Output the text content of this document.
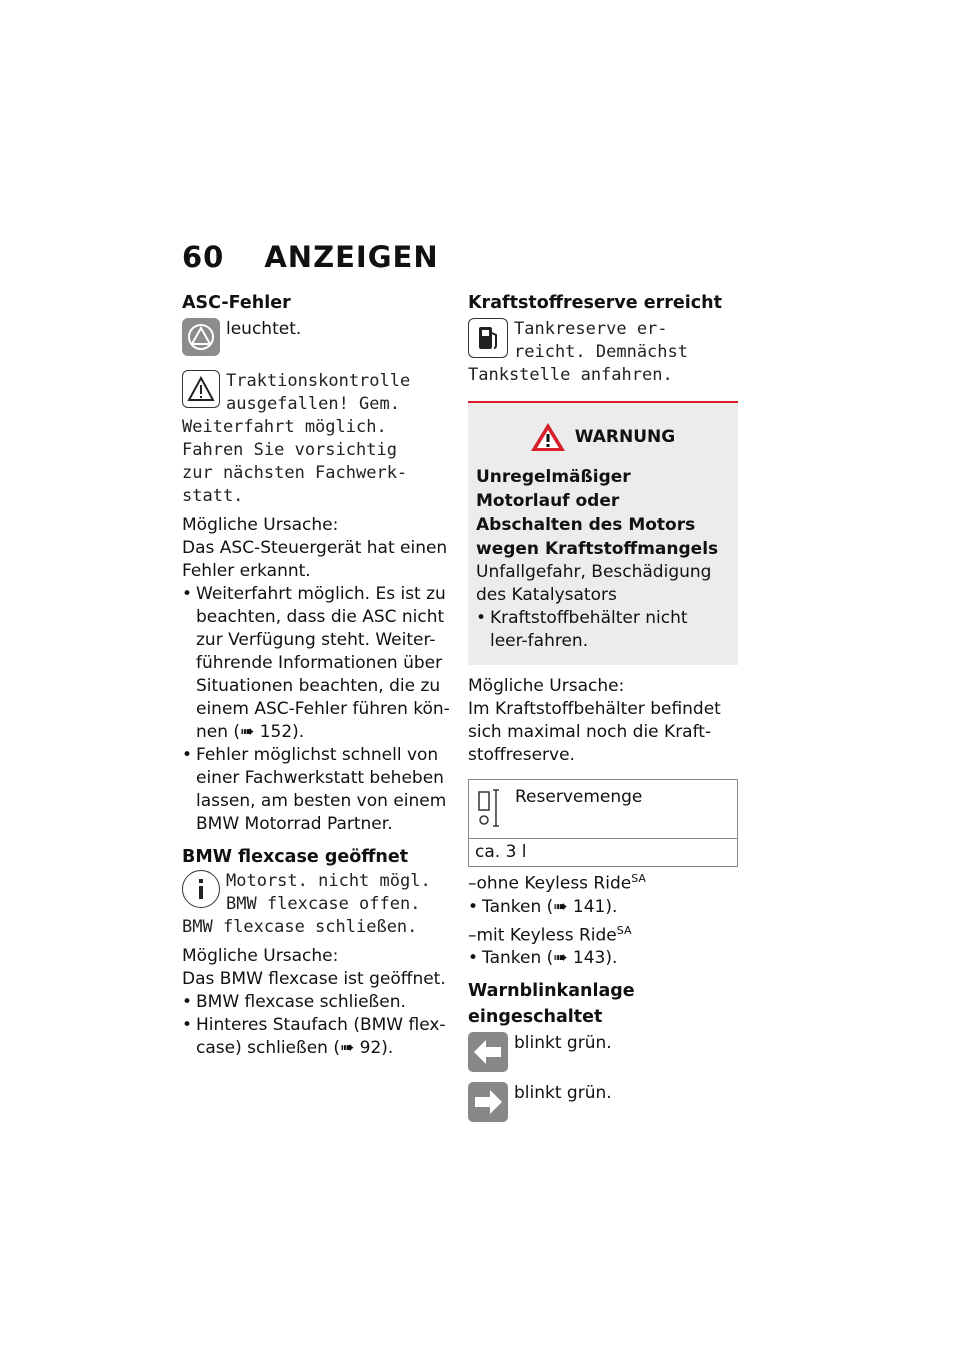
60 ANZEIGEN
ASC-Fehler

leuchtet.

Traktionskontrolle
ausgefallen! Gem.
Weiterfahrt möglich.
Fahren Sie vorsichtig
zur nächsten Fachwerk-
statt.

Mögliche Ursache:

Das ASC-Steuergerät hat einen Fehler erkannt.

• Weiterfahrt möglich. Es ist zu beachten, dass die ASC nicht zur Verfügung steht. Weiter-führende Informationen über Situationen beachten, die zu einem ASC-Fehler führen kön-nen (➠ 152).
• Fehler möglichst schnell von einer Fachwerkstatt beheben lassen, am besten von einem BMW Motorrad Partner.
BMW flexcase geöffnet
Motorst. nicht mögl.
BMW flexcase offen.
BMW flexcase schließen.

Mögliche Ursache:

Das BMW flexcase ist geöffnet.

• BMW flexcase schließen.
• Hinteres Staufach (BMW flex-case) schließen (➠ 92).
Kraftstoffreserve erreicht
Tankreserve er-
reicht. Demnächst
Tankstelle anfahren.
WARNUNG

Unregelmäßiger Motorlauf oder Abschalten des Motors wegen Kraftstoffmangels

Unfallgefahr, Beschädigung des Katalysators

• Kraftstoffbehälter nicht leer-fahren.

Mögliche Ursache:

Im Kraftstoffbehälter befindet sich maximal noch die Kraft-stoffreserve.

Reservemenge
ca. 3 l
–ohne Keyless Ride$^{SA}$
• Tanken (➠ 141).
–mit Keyless Ride$^{SA}$
• Tanken (➠ 143).
Warnblinkanlage
eingeschaltet

blinkt grün.

blinkt grün.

- - - - - - -

[Your goal]:
Print the records above exactly as they stand, but leave out the pictures.

[Correct response]:
Output the text content of this document.
60 ANZEIGEN
ASC-Fehler

leuchtet.

Traktionskontrolle
ausgefallen! Gem.
Weiterfahrt möglich.
Fahren Sie vorsichtig
zur nächsten Fachwerk-
statt.

Mögliche Ursache:

Das ASC-Steuergerät hat einen Fehler erkannt.

• Weiterfahrt möglich. Es ist zu beachten, dass die ASC nicht zur Verfügung steht. Weiter-führende Informationen über Situationen beachten, die zu einem ASC-Fehler führen kön-nen (➠ 152).
• Fehler möglichst schnell von einer Fachwerkstatt beheben lassen, am besten von einem BMW Motorrad Partner.
BMW flexcase geöffnet
Motorst. nicht mögl.
BMW flexcase offen.
BMW flexcase schließen.

Mögliche Ursache:

Das BMW flexcase ist geöffnet.

• BMW flexcase schließen.
• Hinteres Staufach (BMW flex-case) schließen (➠ 92).
Kraftstoffreserve erreicht
Tankreserve er-
reicht. Demnächst
Tankstelle anfahren.
WARNUNG

Unregelmäßiger Motorlauf oder Abschalten des Motors wegen Kraftstoffmangels

Unfallgefahr, Beschädigung des Katalysators

• Kraftstoffbehälter nicht leer-fahren.

Mögliche Ursache:

Im Kraftstoffbehälter befindet sich maximal noch die Kraft-stoffreserve.

Reservemenge
ca. 3 l
–ohne Keyless Ride$^{SA}$
• Tanken (➠ 141).
–mit Keyless Ride$^{SA}$
• Tanken (➠ 143).
Warnblinkanlage
eingeschaltet

blinkt grün.

blinkt grün.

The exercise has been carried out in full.